Extracted information:
——————————

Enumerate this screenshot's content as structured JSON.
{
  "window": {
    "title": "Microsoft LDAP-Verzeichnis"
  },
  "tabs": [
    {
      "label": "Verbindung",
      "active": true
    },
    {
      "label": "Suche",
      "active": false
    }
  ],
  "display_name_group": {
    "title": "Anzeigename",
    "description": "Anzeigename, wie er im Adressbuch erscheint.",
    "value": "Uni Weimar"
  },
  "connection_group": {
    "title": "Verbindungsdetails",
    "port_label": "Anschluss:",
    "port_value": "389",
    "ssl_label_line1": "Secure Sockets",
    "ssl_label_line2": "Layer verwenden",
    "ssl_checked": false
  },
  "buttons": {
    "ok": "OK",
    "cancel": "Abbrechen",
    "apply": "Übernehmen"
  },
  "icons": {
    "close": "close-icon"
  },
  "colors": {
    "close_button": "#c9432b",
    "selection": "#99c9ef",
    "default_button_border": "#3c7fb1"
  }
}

——————————

Task requirements:
Keep only those lines of the records that hold "Anzeigename", and return them.

Task response:
    "title": "Anzeigename",
    "description": "Anzeigename, wie er im Adressbuch erscheint.",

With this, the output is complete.